Direction: Repeat the material exactly, leaving nothing out.
□ □ □ □
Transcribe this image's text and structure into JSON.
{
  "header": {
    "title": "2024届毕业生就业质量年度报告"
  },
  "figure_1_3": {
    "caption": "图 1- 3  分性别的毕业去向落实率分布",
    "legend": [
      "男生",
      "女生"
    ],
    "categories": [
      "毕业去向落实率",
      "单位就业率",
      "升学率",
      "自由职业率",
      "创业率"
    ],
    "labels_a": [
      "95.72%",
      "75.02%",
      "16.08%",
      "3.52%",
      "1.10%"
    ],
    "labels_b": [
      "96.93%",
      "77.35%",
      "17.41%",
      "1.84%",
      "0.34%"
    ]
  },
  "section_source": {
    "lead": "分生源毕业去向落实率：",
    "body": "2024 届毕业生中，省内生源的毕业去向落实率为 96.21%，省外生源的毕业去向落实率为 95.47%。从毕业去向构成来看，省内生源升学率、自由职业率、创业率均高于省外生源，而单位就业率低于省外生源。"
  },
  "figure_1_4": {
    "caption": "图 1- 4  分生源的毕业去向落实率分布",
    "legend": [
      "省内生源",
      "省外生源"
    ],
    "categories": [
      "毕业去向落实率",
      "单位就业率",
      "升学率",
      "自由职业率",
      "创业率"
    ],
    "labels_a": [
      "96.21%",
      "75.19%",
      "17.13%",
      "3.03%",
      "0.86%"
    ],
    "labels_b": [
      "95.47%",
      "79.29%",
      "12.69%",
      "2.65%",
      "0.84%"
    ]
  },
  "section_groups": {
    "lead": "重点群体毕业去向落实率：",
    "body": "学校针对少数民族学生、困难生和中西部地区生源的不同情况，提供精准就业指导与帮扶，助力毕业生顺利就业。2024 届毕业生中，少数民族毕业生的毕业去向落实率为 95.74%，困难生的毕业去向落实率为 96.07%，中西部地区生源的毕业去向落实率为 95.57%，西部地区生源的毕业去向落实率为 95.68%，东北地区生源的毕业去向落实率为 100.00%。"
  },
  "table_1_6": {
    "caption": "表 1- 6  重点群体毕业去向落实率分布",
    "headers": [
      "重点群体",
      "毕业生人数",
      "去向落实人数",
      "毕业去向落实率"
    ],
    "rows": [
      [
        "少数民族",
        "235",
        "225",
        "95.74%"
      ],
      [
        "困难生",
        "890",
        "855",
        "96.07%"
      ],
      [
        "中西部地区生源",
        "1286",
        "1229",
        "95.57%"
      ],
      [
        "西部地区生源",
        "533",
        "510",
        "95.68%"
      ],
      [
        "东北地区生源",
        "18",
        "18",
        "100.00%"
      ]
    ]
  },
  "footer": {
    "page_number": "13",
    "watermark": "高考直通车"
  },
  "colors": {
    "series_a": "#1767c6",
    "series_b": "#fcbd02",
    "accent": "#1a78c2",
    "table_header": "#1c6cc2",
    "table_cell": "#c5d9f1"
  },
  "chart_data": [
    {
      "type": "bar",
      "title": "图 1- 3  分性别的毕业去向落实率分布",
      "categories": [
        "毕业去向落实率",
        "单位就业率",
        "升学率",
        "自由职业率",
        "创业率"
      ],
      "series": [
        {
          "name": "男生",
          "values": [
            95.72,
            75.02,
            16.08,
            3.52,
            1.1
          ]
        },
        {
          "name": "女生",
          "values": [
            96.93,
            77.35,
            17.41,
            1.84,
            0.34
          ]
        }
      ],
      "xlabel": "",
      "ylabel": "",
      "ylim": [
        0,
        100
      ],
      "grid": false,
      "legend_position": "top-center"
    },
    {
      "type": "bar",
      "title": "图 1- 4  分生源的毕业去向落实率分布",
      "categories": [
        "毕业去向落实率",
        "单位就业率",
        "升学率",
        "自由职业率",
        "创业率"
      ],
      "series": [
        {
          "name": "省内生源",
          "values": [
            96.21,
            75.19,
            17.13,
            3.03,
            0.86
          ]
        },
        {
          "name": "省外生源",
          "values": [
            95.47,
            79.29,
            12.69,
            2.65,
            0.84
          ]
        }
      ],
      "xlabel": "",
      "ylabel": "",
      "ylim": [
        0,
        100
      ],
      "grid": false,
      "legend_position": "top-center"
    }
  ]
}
□ □ □ □
Final result:
Transcribe this image's text and structure into JSON.
{
  "header": {
    "title": "2024届毕业生就业质量年度报告"
  },
  "figure_1_3": {
    "caption": "图 1- 3  分性别的毕业去向落实率分布",
    "legend": [
      "男生",
      "女生"
    ],
    "categories": [
      "毕业去向落实率",
      "单位就业率",
      "升学率",
      "自由职业率",
      "创业率"
    ],
    "labels_a": [
      "95.72%",
      "75.02%",
      "16.08%",
      "3.52%",
      "1.10%"
    ],
    "labels_b": [
      "96.93%",
      "77.35%",
      "17.41%",
      "1.84%",
      "0.34%"
    ]
  },
  "section_source": {
    "lead": "分生源毕业去向落实率：",
    "body": "2024 届毕业生中，省内生源的毕业去向落实率为 96.21%，省外生源的毕业去向落实率为 95.47%。从毕业去向构成来看，省内生源升学率、自由职业率、创业率均高于省外生源，而单位就业率低于省外生源。"
  },
  "figure_1_4": {
    "caption": "图 1- 4  分生源的毕业去向落实率分布",
    "legend": [
      "省内生源",
      "省外生源"
    ],
    "categories": [
      "毕业去向落实率",
      "单位就业率",
      "升学率",
      "自由职业率",
      "创业率"
    ],
    "labels_a": [
      "96.21%",
      "75.19%",
      "17.13%",
      "3.03%",
      "0.86%"
    ],
    "labels_b": [
      "95.47%",
      "79.29%",
      "12.69%",
      "2.65%",
      "0.84%"
    ]
  },
  "section_groups": {
    "lead": "重点群体毕业去向落实率：",
    "body": "学校针对少数民族学生、困难生和中西部地区生源的不同情况，提供精准就业指导与帮扶，助力毕业生顺利就业。2024 届毕业生中，少数民族毕业生的毕业去向落实率为 95.74%，困难生的毕业去向落实率为 96.07%，中西部地区生源的毕业去向落实率为 95.57%，西部地区生源的毕业去向落实率为 95.68%，东北地区生源的毕业去向落实率为 100.00%。"
  },
  "table_1_6": {
    "caption": "表 1- 6  重点群体毕业去向落实率分布",
    "headers": [
      "重点群体",
      "毕业生人数",
      "去向落实人数",
      "毕业去向落实率"
    ],
    "rows": [
      [
        "少数民族",
        "235",
        "225",
        "95.74%"
      ],
      [
        "困难生",
        "890",
        "855",
        "96.07%"
      ],
      [
        "中西部地区生源",
        "1286",
        "1229",
        "95.57%"
      ],
      [
        "西部地区生源",
        "533",
        "510",
        "95.68%"
      ],
      [
        "东北地区生源",
        "18",
        "18",
        "100.00%"
      ]
    ]
  },
  "footer": {
    "page_number": "13",
    "watermark": "高考直通车"
  },
  "colors": {
    "series_a": "#1767c6",
    "series_b": "#fcbd02",
    "accent": "#1a78c2",
    "table_header": "#1c6cc2",
    "table_cell": "#c5d9f1"
  },
  "chart_data": [
    {
      "type": "bar",
      "title": "图 1- 3  分性别的毕业去向落实率分布",
      "categories": [
        "毕业去向落实率",
        "单位就业率",
        "升学率",
        "自由职业率",
        "创业率"
      ],
      "series": [
        {
          "name": "男生",
          "values": [
            95.72,
            75.02,
            16.08,
            3.52,
            1.1
          ]
        },
        {
          "name": "女生",
          "values": [
            96.93,
            77.35,
            17.41,
            1.84,
            0.34
          ]
        }
      ],
      "xlabel": "",
      "ylabel": "",
      "ylim": [
        0,
        100
      ],
      "grid": false,
      "legend_position": "top-center"
    },
    {
      "type": "bar",
      "title": "图 1- 4  分生源的毕业去向落实率分布",
      "categories": [
        "毕业去向落实率",
        "单位就业率",
        "升学率",
        "自由职业率",
        "创业率"
      ],
      "series": [
        {
          "name": "省内生源",
          "values": [
            96.21,
            75.19,
            17.13,
            3.03,
            0.86
          ]
        },
        {
          "name": "省外生源",
          "values": [
            95.47,
            79.29,
            12.69,
            2.65,
            0.84
          ]
        }
      ],
      "xlabel": "",
      "ylabel": "",
      "ylim": [
        0,
        100
      ],
      "grid": false,
      "legend_position": "top-center"
    }
  ]
}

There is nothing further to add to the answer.